* **YOUR OBJECTIVE**
Without the pictures, set down every line of the data exactly.

____

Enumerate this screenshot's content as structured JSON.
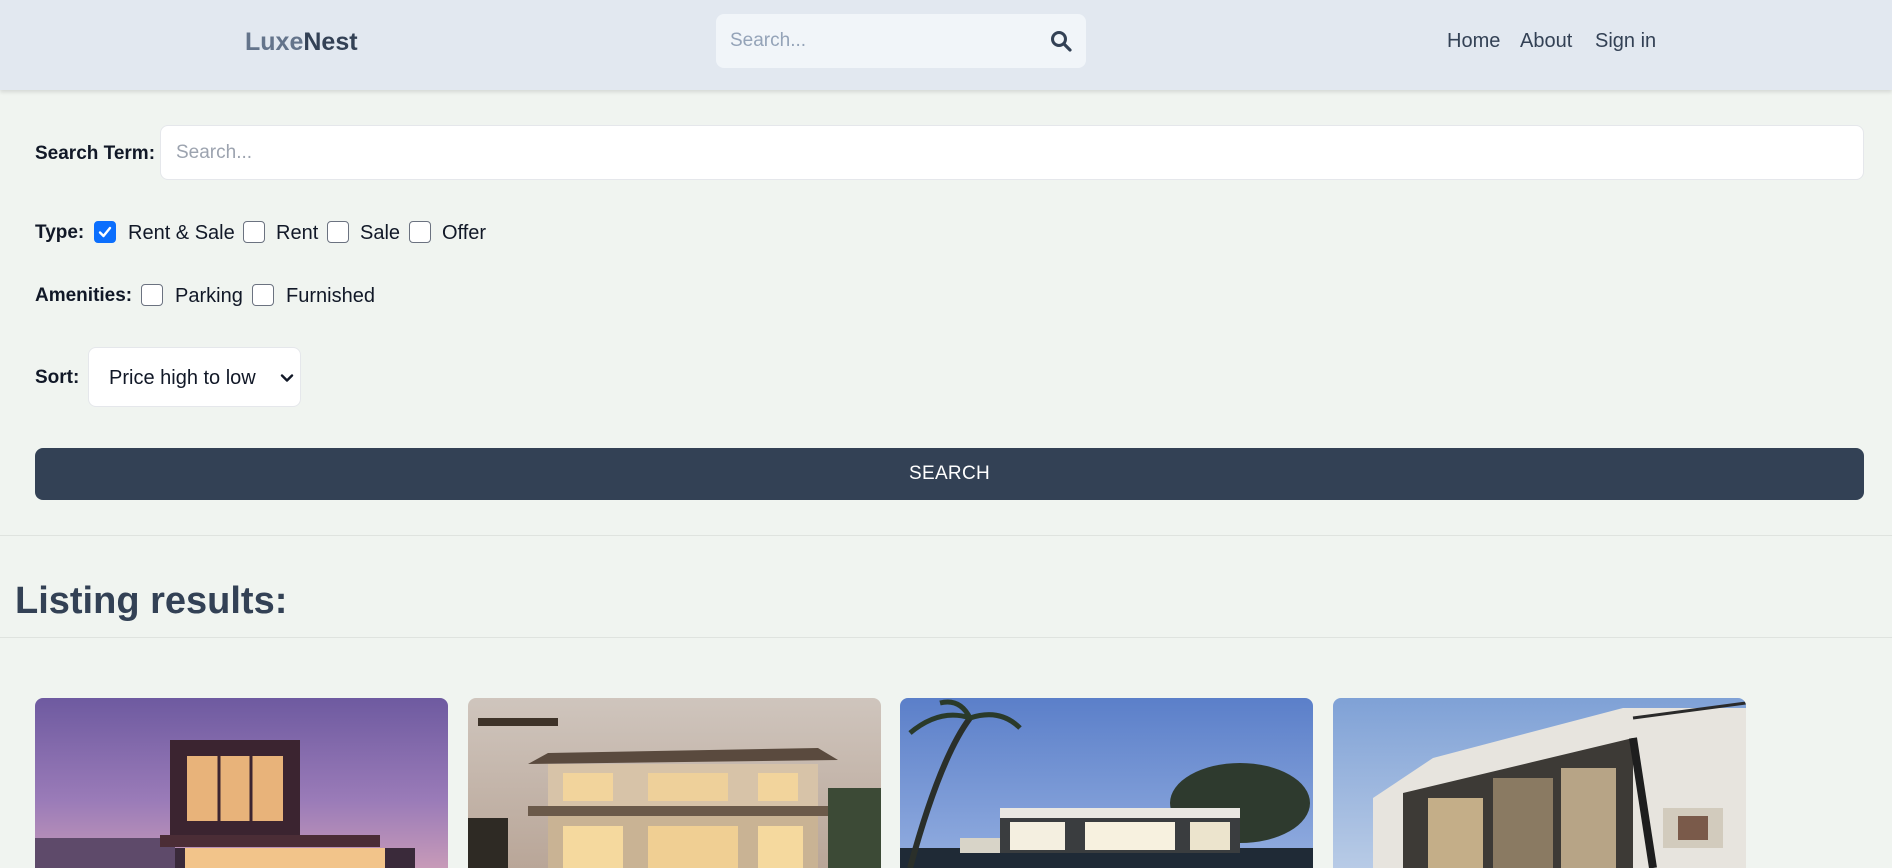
{
  "header": {
    "logo_part1": "Luxe",
    "logo_part2": "Nest",
    "search_placeholder": "Search...",
    "nav": {
      "home": "Home",
      "about": "About",
      "signin": "Sign in"
    }
  },
  "filters": {
    "search_term_label": "Search Term:",
    "search_term_placeholder": "Search...",
    "type_label": "Type:",
    "type_options": [
      {
        "label": "Rent & Sale",
        "checked": true
      },
      {
        "label": "Rent",
        "checked": false
      },
      {
        "label": "Sale",
        "checked": false
      },
      {
        "label": "Offer",
        "checked": false
      }
    ],
    "amenities_label": "Amenities:",
    "amenity_options": [
      {
        "label": "Parking",
        "checked": false
      },
      {
        "label": "Furnished",
        "checked": false
      }
    ],
    "sort_label": "Sort:",
    "sort_value": "Price high to low",
    "search_button": "SEARCH"
  },
  "results": {
    "title": "Listing results:"
  },
  "colors": {
    "accent": "#334155",
    "checkbox_checked": "#0b6efd",
    "page_bg": "#f0f4f0",
    "header_bg": "#e2e8f0"
  }
}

____

* **RESULT BELOW**
Enumerate this screenshot's content as structured JSON.
{
  "header": {
    "logo_part1": "Luxe",
    "logo_part2": "Nest",
    "search_placeholder": "Search...",
    "nav": {
      "home": "Home",
      "about": "About",
      "signin": "Sign in"
    }
  },
  "filters": {
    "search_term_label": "Search Term:",
    "search_term_placeholder": "Search...",
    "type_label": "Type:",
    "type_options": [
      {
        "label": "Rent & Sale",
        "checked": true
      },
      {
        "label": "Rent",
        "checked": false
      },
      {
        "label": "Sale",
        "checked": false
      },
      {
        "label": "Offer",
        "checked": false
      }
    ],
    "amenities_label": "Amenities:",
    "amenity_options": [
      {
        "label": "Parking",
        "checked": false
      },
      {
        "label": "Furnished",
        "checked": false
      }
    ],
    "sort_label": "Sort:",
    "sort_value": "Price high to low",
    "search_button": "SEARCH"
  },
  "results": {
    "title": "Listing results:"
  },
  "colors": {
    "accent": "#334155",
    "checkbox_checked": "#0b6efd",
    "page_bg": "#f0f4f0",
    "header_bg": "#e2e8f0"
  }
}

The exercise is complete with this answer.